Can you transcribe every line exactly and leave the pictures behind?

[Stored data]
## Begin

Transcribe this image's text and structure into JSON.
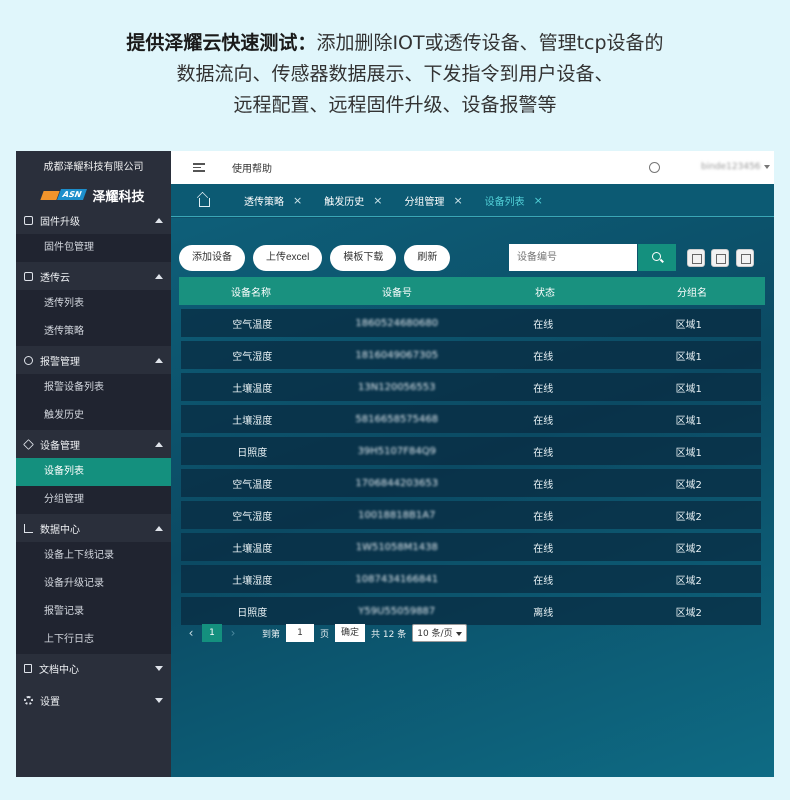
{
  "intro": {
    "bold": "提供泽耀云快速测试：",
    "line1_rest": "添加删除IOT或透传设备、管理tcp设备的",
    "line2": "数据流向、传感器数据展示、下发指令到用户设备、",
    "line3": "远程配置、远程固件升级、设备报警等"
  },
  "sidebar": {
    "company": "成都泽耀科技有限公司",
    "logo_text": "ASN",
    "brand": "泽耀科技",
    "groups": [
      {
        "label": "固件升级",
        "icon": "firmware-icon",
        "expanded": true,
        "items": [
          "固件包管理"
        ]
      },
      {
        "label": "透传云",
        "icon": "cloud-icon",
        "expanded": true,
        "items": [
          "透传列表",
          "透传策略"
        ]
      },
      {
        "label": "报警管理",
        "icon": "alarm-icon",
        "expanded": true,
        "items": [
          "报警设备列表",
          "触发历史"
        ]
      },
      {
        "label": "设备管理",
        "icon": "device-icon",
        "expanded": true,
        "items": [
          "设备列表",
          "分组管理"
        ],
        "active_item": "设备列表"
      },
      {
        "label": "数据中心",
        "icon": "chart-icon",
        "expanded": true,
        "items": [
          "设备上下线记录",
          "设备升级记录",
          "报警记录",
          "上下行日志"
        ]
      },
      {
        "label": "文档中心",
        "icon": "document-icon",
        "expanded": false,
        "items": []
      },
      {
        "label": "设置",
        "icon": "gear-icon",
        "expanded": false,
        "items": []
      }
    ]
  },
  "topbar": {
    "help": "使用帮助",
    "username": "binde123456"
  },
  "tabs": [
    {
      "label": "透传策略",
      "active": false
    },
    {
      "label": "触发历史",
      "active": false
    },
    {
      "label": "分组管理",
      "active": false
    },
    {
      "label": "设备列表",
      "active": true
    }
  ],
  "toolbar": {
    "add": "添加设备",
    "upload": "上传excel",
    "template": "模板下载",
    "refresh": "刷新",
    "search_placeholder": "设备编号"
  },
  "table": {
    "headers": [
      "设备名称",
      "设备号",
      "状态",
      "分组名"
    ],
    "rows": [
      [
        "空气温度",
        "1860524680680",
        "在线",
        "区域1"
      ],
      [
        "空气湿度",
        "1816049067305",
        "在线",
        "区域1"
      ],
      [
        "土壤温度",
        "13N120056553",
        "在线",
        "区域1"
      ],
      [
        "土壤湿度",
        "5816658575468",
        "在线",
        "区域1"
      ],
      [
        "日照度",
        "39H5107F84Q9",
        "在线",
        "区域1"
      ],
      [
        "空气温度",
        "1706844203653",
        "在线",
        "区域2"
      ],
      [
        "空气湿度",
        "10018818B1A7",
        "在线",
        "区域2"
      ],
      [
        "土壤温度",
        "1W51058M1438",
        "在线",
        "区域2"
      ],
      [
        "土壤湿度",
        "1087434166841",
        "在线",
        "区域2"
      ],
      [
        "日照度",
        "Y59U55059887",
        "离线",
        "区域2"
      ]
    ]
  },
  "pager": {
    "prev": "‹",
    "current": "1",
    "next": "›",
    "goto_label": "到第",
    "goto_value": "1",
    "page_unit": "页",
    "confirm": "确定",
    "total": "共 12 条",
    "page_size": "10 条/页"
  }
}
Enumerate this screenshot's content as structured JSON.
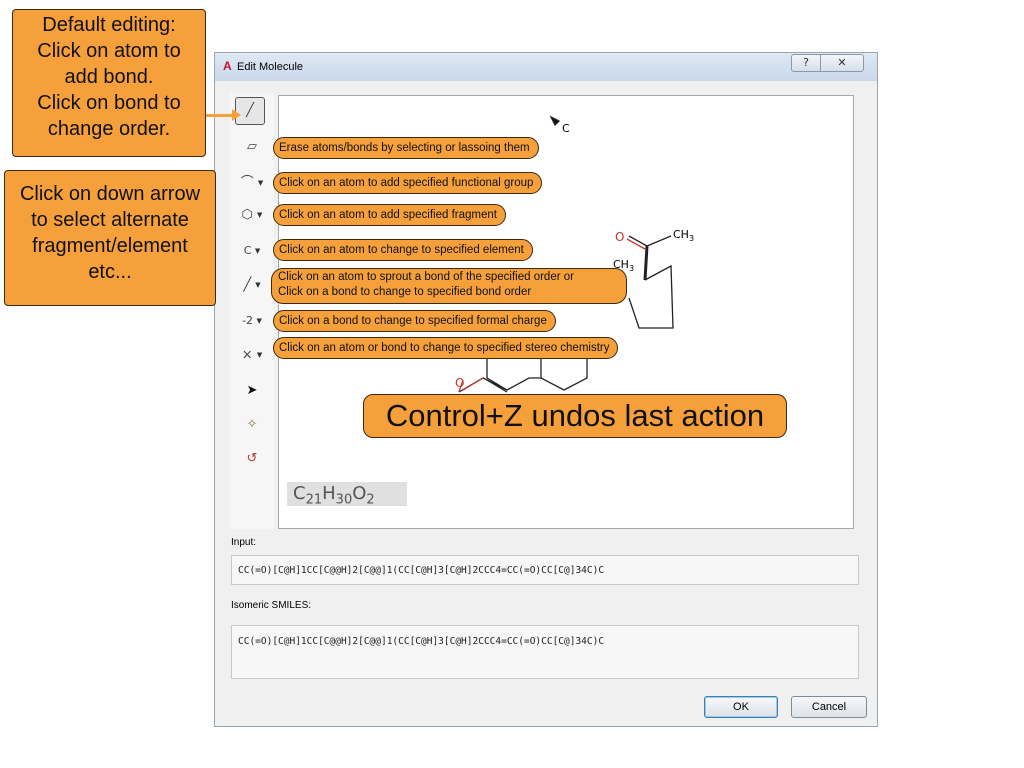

## End

Exercise answer:
Transcribe this image's text and structure into JSON.
{
  "intro": {
    "bold": "提供泽耀云快速测试：",
    "line1_rest": "添加删除IOT或透传设备、管理tcp设备的",
    "line2": "数据流向、传感器数据展示、下发指令到用户设备、",
    "line3": "远程配置、远程固件升级、设备报警等"
  },
  "sidebar": {
    "company": "成都泽耀科技有限公司",
    "logo_text": "ASN",
    "brand": "泽耀科技",
    "groups": [
      {
        "label": "固件升级",
        "icon": "firmware-icon",
        "expanded": true,
        "items": [
          "固件包管理"
        ]
      },
      {
        "label": "透传云",
        "icon": "cloud-icon",
        "expanded": true,
        "items": [
          "透传列表",
          "透传策略"
        ]
      },
      {
        "label": "报警管理",
        "icon": "alarm-icon",
        "expanded": true,
        "items": [
          "报警设备列表",
          "触发历史"
        ]
      },
      {
        "label": "设备管理",
        "icon": "device-icon",
        "expanded": true,
        "items": [
          "设备列表",
          "分组管理"
        ],
        "active_item": "设备列表"
      },
      {
        "label": "数据中心",
        "icon": "chart-icon",
        "expanded": true,
        "items": [
          "设备上下线记录",
          "设备升级记录",
          "报警记录",
          "上下行日志"
        ]
      },
      {
        "label": "文档中心",
        "icon": "document-icon",
        "expanded": false,
        "items": []
      },
      {
        "label": "设置",
        "icon": "gear-icon",
        "expanded": false,
        "items": []
      }
    ]
  },
  "topbar": {
    "help": "使用帮助",
    "username": "binde123456"
  },
  "tabs": [
    {
      "label": "透传策略",
      "active": false
    },
    {
      "label": "触发历史",
      "active": false
    },
    {
      "label": "分组管理",
      "active": false
    },
    {
      "label": "设备列表",
      "active": true
    }
  ],
  "toolbar": {
    "add": "添加设备",
    "upload": "上传excel",
    "template": "模板下载",
    "refresh": "刷新",
    "search_placeholder": "设备编号"
  },
  "table": {
    "headers": [
      "设备名称",
      "设备号",
      "状态",
      "分组名"
    ],
    "rows": [
      [
        "空气温度",
        "1860524680680",
        "在线",
        "区域1"
      ],
      [
        "空气湿度",
        "1816049067305",
        "在线",
        "区域1"
      ],
      [
        "土壤温度",
        "13N120056553",
        "在线",
        "区域1"
      ],
      [
        "土壤湿度",
        "5816658575468",
        "在线",
        "区域1"
      ],
      [
        "日照度",
        "39H5107F84Q9",
        "在线",
        "区域1"
      ],
      [
        "空气温度",
        "1706844203653",
        "在线",
        "区域2"
      ],
      [
        "空气湿度",
        "10018818B1A7",
        "在线",
        "区域2"
      ],
      [
        "土壤温度",
        "1W51058M1438",
        "在线",
        "区域2"
      ],
      [
        "土壤湿度",
        "1087434166841",
        "在线",
        "区域2"
      ],
      [
        "日照度",
        "Y59U55059887",
        "离线",
        "区域2"
      ]
    ]
  },
  "pager": {
    "prev": "‹",
    "current": "1",
    "next": "›",
    "goto_label": "到第",
    "goto_value": "1",
    "page_unit": "页",
    "confirm": "确定",
    "total": "共 12 条",
    "page_size": "10 条/页"
  }
}
Enumerate this screenshot's content as structured JSON.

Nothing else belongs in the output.